▶ _Exercise objective_: Return the entries below verbatim. Pictures stay out.

▶ _Excerpted records_:

══════════════════════════════

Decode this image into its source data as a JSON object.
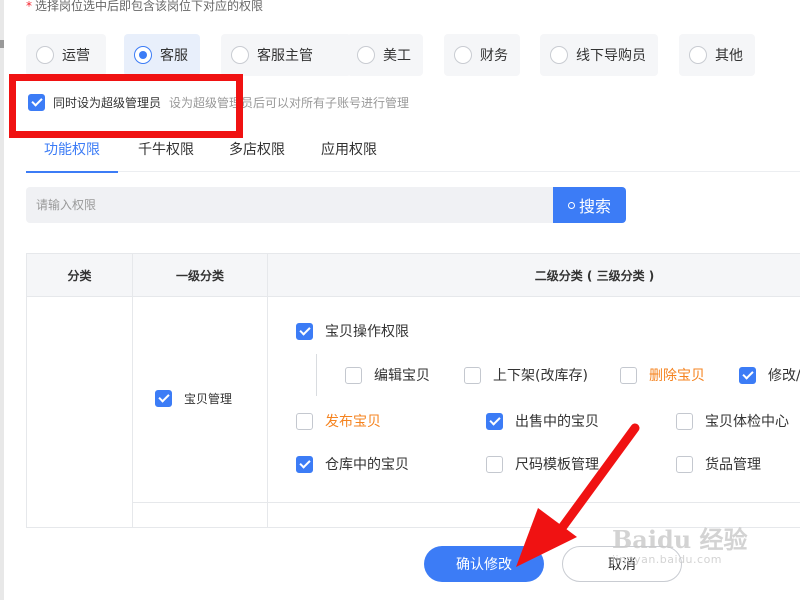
{
  "hint": {
    "star": "*",
    "text": "选择岗位选中后即包含该岗位下对应的权限"
  },
  "roles": [
    {
      "label": "运营",
      "selected": false
    },
    {
      "label": "客服",
      "selected": true
    },
    {
      "label": "客服主管",
      "selected": false
    },
    {
      "label": "美工",
      "selected": false
    },
    {
      "label": "财务",
      "selected": false
    },
    {
      "label": "线下导购员",
      "selected": false
    },
    {
      "label": "其他",
      "selected": false
    }
  ],
  "super_admin": {
    "label": "同时设为超级管理员",
    "checked": true,
    "desc": "设为超级管理员后可以对所有子账号进行管理"
  },
  "tabs": [
    "功能权限",
    "千牛权限",
    "多店权限",
    "应用权限"
  ],
  "search": {
    "placeholder": "请输入权限",
    "button": "搜索",
    "value": ""
  },
  "table": {
    "headers": {
      "category": "分类",
      "level1": "一级分类",
      "level2": "二级分类 ( 三级分类 )"
    },
    "level1_item": {
      "label": "宝贝管理",
      "checked": true
    },
    "group": {
      "label": "宝贝操作权限",
      "checked": true
    },
    "sub_items": [
      {
        "label": "编辑宝贝",
        "checked": false,
        "highlight": false
      },
      {
        "label": "上下架(改库存)",
        "checked": false,
        "highlight": false
      },
      {
        "label": "删除宝贝",
        "checked": false,
        "highlight": true
      },
      {
        "label": "修改/",
        "checked": true,
        "highlight": false
      }
    ],
    "items": [
      {
        "label": "发布宝贝",
        "checked": false,
        "highlight": true
      },
      {
        "label": "出售中的宝贝",
        "checked": true,
        "highlight": false
      },
      {
        "label": "宝贝体检中心",
        "checked": false,
        "highlight": false
      },
      {
        "label": "仓库中的宝贝",
        "checked": true,
        "highlight": false
      },
      {
        "label": "尺码模板管理",
        "checked": false,
        "highlight": false
      },
      {
        "label": "货品管理",
        "checked": false,
        "highlight": false
      }
    ]
  },
  "footer": {
    "confirm": "确认修改",
    "cancel": "取消"
  },
  "watermark": {
    "main": "Baidu 经验",
    "sub": "jingyan.baidu.com"
  },
  "colors": {
    "accent": "#3c7cf6",
    "highlight": "#f5831f",
    "annotation": "#f01212"
  }
}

══════════════════════════════

▶ _Reply to the exercise_:
Decode this image into its source data as a JSON object.
{
  "hint": {
    "star": "*",
    "text": "选择岗位选中后即包含该岗位下对应的权限"
  },
  "roles": [
    {
      "label": "运营",
      "selected": false
    },
    {
      "label": "客服",
      "selected": true
    },
    {
      "label": "客服主管",
      "selected": false
    },
    {
      "label": "美工",
      "selected": false
    },
    {
      "label": "财务",
      "selected": false
    },
    {
      "label": "线下导购员",
      "selected": false
    },
    {
      "label": "其他",
      "selected": false
    }
  ],
  "super_admin": {
    "label": "同时设为超级管理员",
    "checked": true,
    "desc": "设为超级管理员后可以对所有子账号进行管理"
  },
  "tabs": [
    "功能权限",
    "千牛权限",
    "多店权限",
    "应用权限"
  ],
  "search": {
    "placeholder": "请输入权限",
    "button": "搜索",
    "value": ""
  },
  "table": {
    "headers": {
      "category": "分类",
      "level1": "一级分类",
      "level2": "二级分类 ( 三级分类 )"
    },
    "level1_item": {
      "label": "宝贝管理",
      "checked": true
    },
    "group": {
      "label": "宝贝操作权限",
      "checked": true
    },
    "sub_items": [
      {
        "label": "编辑宝贝",
        "checked": false,
        "highlight": false
      },
      {
        "label": "上下架(改库存)",
        "checked": false,
        "highlight": false
      },
      {
        "label": "删除宝贝",
        "checked": false,
        "highlight": true
      },
      {
        "label": "修改/",
        "checked": true,
        "highlight": false
      }
    ],
    "items": [
      {
        "label": "发布宝贝",
        "checked": false,
        "highlight": true
      },
      {
        "label": "出售中的宝贝",
        "checked": true,
        "highlight": false
      },
      {
        "label": "宝贝体检中心",
        "checked": false,
        "highlight": false
      },
      {
        "label": "仓库中的宝贝",
        "checked": true,
        "highlight": false
      },
      {
        "label": "尺码模板管理",
        "checked": false,
        "highlight": false
      },
      {
        "label": "货品管理",
        "checked": false,
        "highlight": false
      }
    ]
  },
  "footer": {
    "confirm": "确认修改",
    "cancel": "取消"
  },
  "watermark": {
    "main": "Baidu 经验",
    "sub": "jingyan.baidu.com"
  },
  "colors": {
    "accent": "#3c7cf6",
    "highlight": "#f5831f",
    "annotation": "#f01212"
  }
}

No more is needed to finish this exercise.